▸ Objective
Write out the material again exactly, please, and omit the pictures.

▸ Material provided
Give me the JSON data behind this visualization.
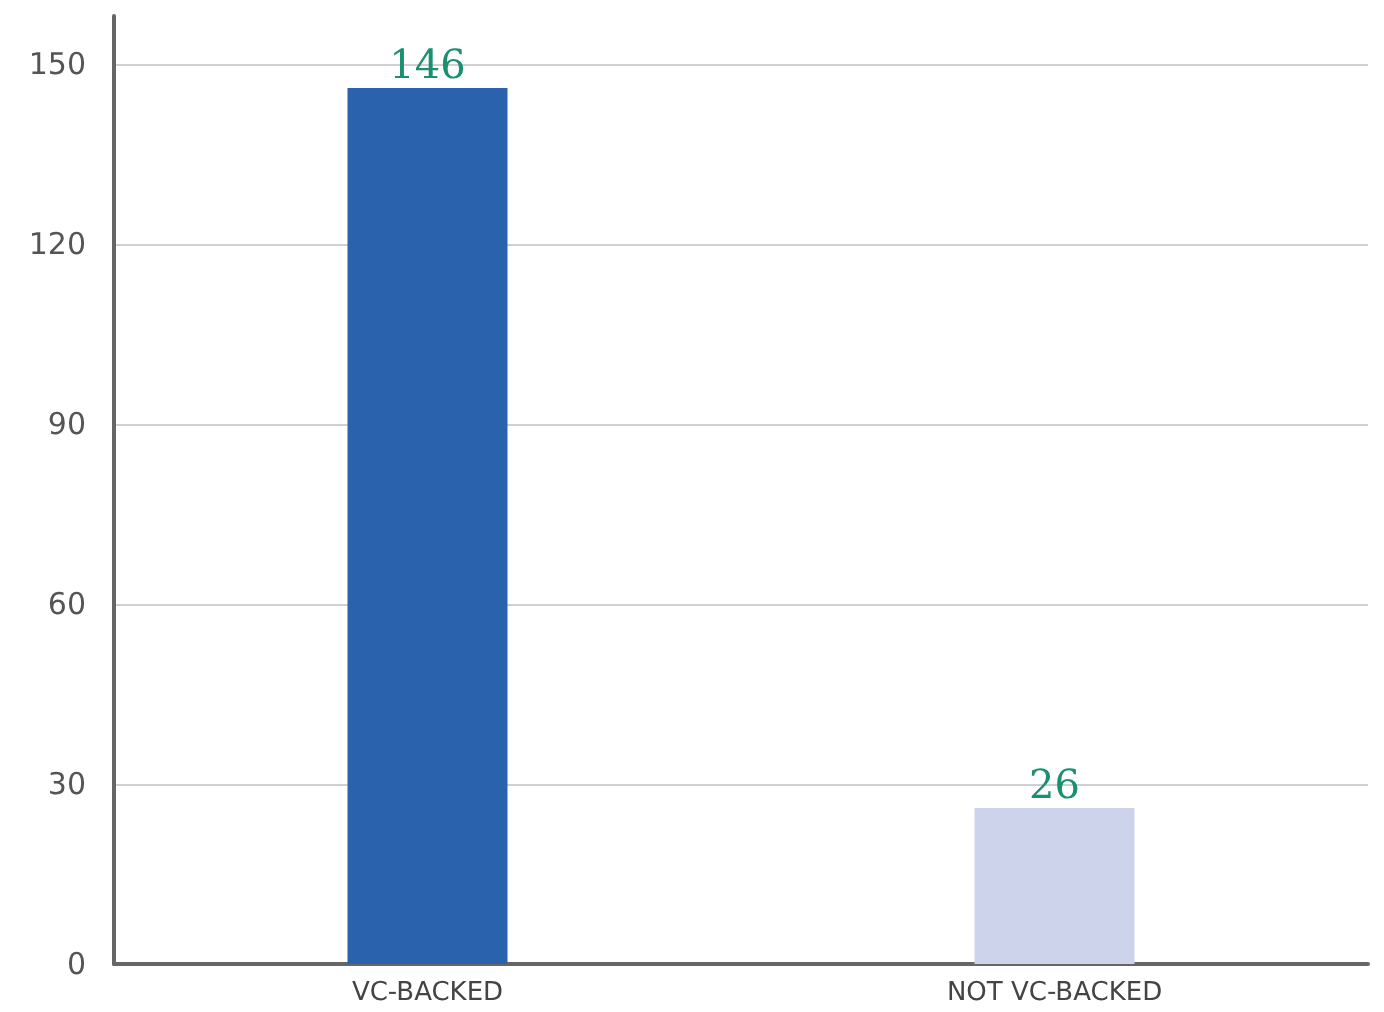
{
  "chart_data": {
    "type": "bar",
    "categories": [
      "VC-BACKED",
      "NOT VC-BACKED"
    ],
    "values": [
      146,
      26
    ],
    "colors": [
      "#2a62ad",
      "#cdd3ea"
    ],
    "ylim": [
      0,
      158
    ],
    "yticks": [
      0,
      30,
      60,
      90,
      120,
      150
    ],
    "grid": "y",
    "data_labels": true
  }
}
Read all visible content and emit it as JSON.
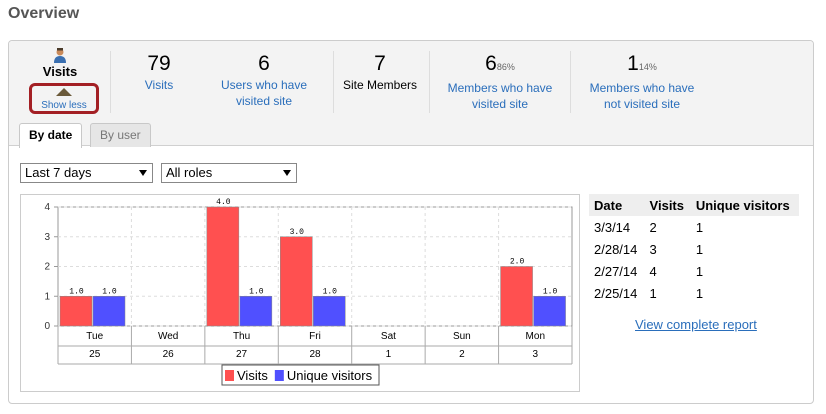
{
  "page_title": "Overview",
  "header": {
    "visits_label": "Visits",
    "show_less": "Show less"
  },
  "stats": [
    {
      "value": "79",
      "percent": "",
      "caption1": "Visits",
      "caption2": "",
      "link": true
    },
    {
      "value": "6",
      "percent": "",
      "caption1": "Users who have",
      "caption2": "visited site",
      "link": true
    },
    {
      "value": "7",
      "percent": "",
      "caption1": "Site Members",
      "caption2": "",
      "link": false
    },
    {
      "value": "6",
      "percent": "86%",
      "caption1": "Members who have",
      "caption2": "visited site",
      "link": true
    },
    {
      "value": "1",
      "percent": "14%",
      "caption1": "Members who have",
      "caption2": "not visited site",
      "link": true
    }
  ],
  "tabs": {
    "by_date": "By date",
    "by_user": "By user"
  },
  "filters": {
    "period": "Last 7 days",
    "roles": "All roles"
  },
  "chart_data": {
    "type": "bar",
    "categories": [
      "Tue",
      "Wed",
      "Thu",
      "Fri",
      "Sat",
      "Sun",
      "Mon"
    ],
    "dates": [
      "25",
      "26",
      "27",
      "28",
      "1",
      "2",
      "3"
    ],
    "series": [
      {
        "name": "Visits",
        "color": "#ff5050",
        "values": [
          1,
          0,
          4,
          3,
          0,
          0,
          2
        ]
      },
      {
        "name": "Unique visitors",
        "color": "#5050ff",
        "values": [
          1,
          0,
          1,
          1,
          0,
          0,
          1
        ]
      }
    ],
    "ylim": [
      0,
      4
    ],
    "yticks": [
      "0",
      "1",
      "2",
      "3",
      "4"
    ],
    "grid": true,
    "legend": "bottom"
  },
  "summary_table": {
    "headers": [
      "Date",
      "Visits",
      "Unique visitors"
    ],
    "rows": [
      [
        "3/3/14",
        "2",
        "1"
      ],
      [
        "2/28/14",
        "3",
        "1"
      ],
      [
        "2/27/14",
        "4",
        "1"
      ],
      [
        "2/25/14",
        "1",
        "1"
      ]
    ]
  },
  "report_link": "View complete report"
}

▸ Completed exercise
Give me the JSON data behind this visualization.
{
  "chart_data": {
    "type": "bar",
    "categories": [
      "VC-BACKED",
      "NOT VC-BACKED"
    ],
    "values": [
      146,
      26
    ],
    "colors": [
      "#2a62ad",
      "#cdd3ea"
    ],
    "ylim": [
      0,
      158
    ],
    "yticks": [
      0,
      30,
      60,
      90,
      120,
      150
    ],
    "grid": "y",
    "data_labels": true
  }
}
Read all visible content and emit it as JSON.
{
  "page_title": "Overview",
  "header": {
    "visits_label": "Visits",
    "show_less": "Show less"
  },
  "stats": [
    {
      "value": "79",
      "percent": "",
      "caption1": "Visits",
      "caption2": "",
      "link": true
    },
    {
      "value": "6",
      "percent": "",
      "caption1": "Users who have",
      "caption2": "visited site",
      "link": true
    },
    {
      "value": "7",
      "percent": "",
      "caption1": "Site Members",
      "caption2": "",
      "link": false
    },
    {
      "value": "6",
      "percent": "86%",
      "caption1": "Members who have",
      "caption2": "visited site",
      "link": true
    },
    {
      "value": "1",
      "percent": "14%",
      "caption1": "Members who have",
      "caption2": "not visited site",
      "link": true
    }
  ],
  "tabs": {
    "by_date": "By date",
    "by_user": "By user"
  },
  "filters": {
    "period": "Last 7 days",
    "roles": "All roles"
  },
  "chart_data": {
    "type": "bar",
    "categories": [
      "Tue",
      "Wed",
      "Thu",
      "Fri",
      "Sat",
      "Sun",
      "Mon"
    ],
    "dates": [
      "25",
      "26",
      "27",
      "28",
      "1",
      "2",
      "3"
    ],
    "series": [
      {
        "name": "Visits",
        "color": "#ff5050",
        "values": [
          1,
          0,
          4,
          3,
          0,
          0,
          2
        ]
      },
      {
        "name": "Unique visitors",
        "color": "#5050ff",
        "values": [
          1,
          0,
          1,
          1,
          0,
          0,
          1
        ]
      }
    ],
    "ylim": [
      0,
      4
    ],
    "yticks": [
      "0",
      "1",
      "2",
      "3",
      "4"
    ],
    "grid": true,
    "legend": "bottom"
  },
  "summary_table": {
    "headers": [
      "Date",
      "Visits",
      "Unique visitors"
    ],
    "rows": [
      [
        "3/3/14",
        "2",
        "1"
      ],
      [
        "2/28/14",
        "3",
        "1"
      ],
      [
        "2/27/14",
        "4",
        "1"
      ],
      [
        "2/25/14",
        "1",
        "1"
      ]
    ]
  },
  "report_link": "View complete report"
}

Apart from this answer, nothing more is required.